++++ Records to process
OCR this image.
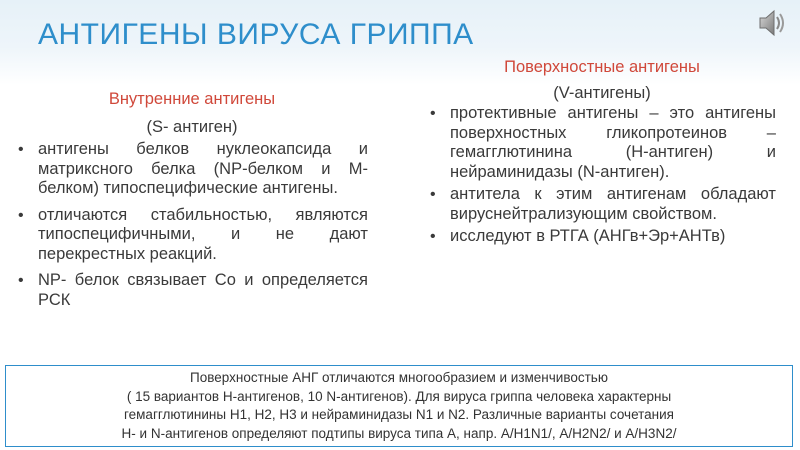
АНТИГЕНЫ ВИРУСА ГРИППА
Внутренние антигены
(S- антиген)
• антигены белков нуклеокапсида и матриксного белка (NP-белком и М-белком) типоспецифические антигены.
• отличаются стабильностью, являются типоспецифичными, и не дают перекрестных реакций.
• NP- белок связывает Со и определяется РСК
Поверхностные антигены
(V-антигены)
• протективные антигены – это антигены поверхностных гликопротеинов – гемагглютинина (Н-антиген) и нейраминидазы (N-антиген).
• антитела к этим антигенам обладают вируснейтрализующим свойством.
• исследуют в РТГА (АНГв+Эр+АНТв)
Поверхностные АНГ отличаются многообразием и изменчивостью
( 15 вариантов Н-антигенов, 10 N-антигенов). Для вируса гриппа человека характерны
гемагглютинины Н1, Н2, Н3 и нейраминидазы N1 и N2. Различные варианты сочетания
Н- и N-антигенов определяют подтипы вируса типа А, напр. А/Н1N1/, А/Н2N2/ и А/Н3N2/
++++++++
++++ Records to process
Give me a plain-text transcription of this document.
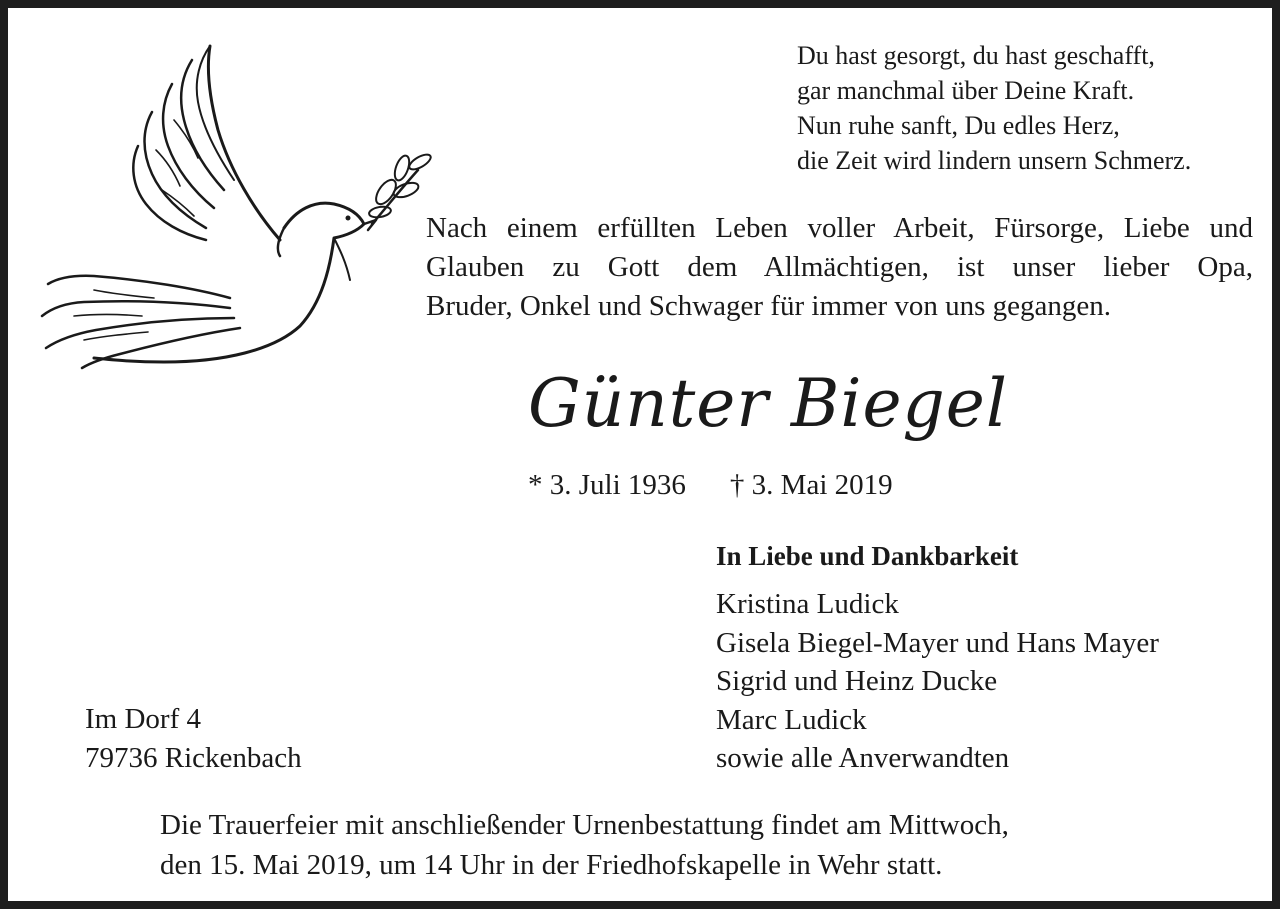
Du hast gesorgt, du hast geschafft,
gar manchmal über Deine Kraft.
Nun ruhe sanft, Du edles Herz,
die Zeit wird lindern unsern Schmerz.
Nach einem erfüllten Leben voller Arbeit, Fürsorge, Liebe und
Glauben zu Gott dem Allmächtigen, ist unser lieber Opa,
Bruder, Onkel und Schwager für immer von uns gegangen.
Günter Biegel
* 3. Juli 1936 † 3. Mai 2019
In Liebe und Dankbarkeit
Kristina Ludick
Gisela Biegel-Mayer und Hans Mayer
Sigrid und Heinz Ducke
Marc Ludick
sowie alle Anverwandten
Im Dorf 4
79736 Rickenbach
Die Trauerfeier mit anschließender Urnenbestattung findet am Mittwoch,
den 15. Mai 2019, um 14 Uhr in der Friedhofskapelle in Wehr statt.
++++++++
**Given exercise**. Gather all lines from the records above in which "this" appears.

**Solution to the problem**.
OCR this image.
Give me a plain-text transcription of this document.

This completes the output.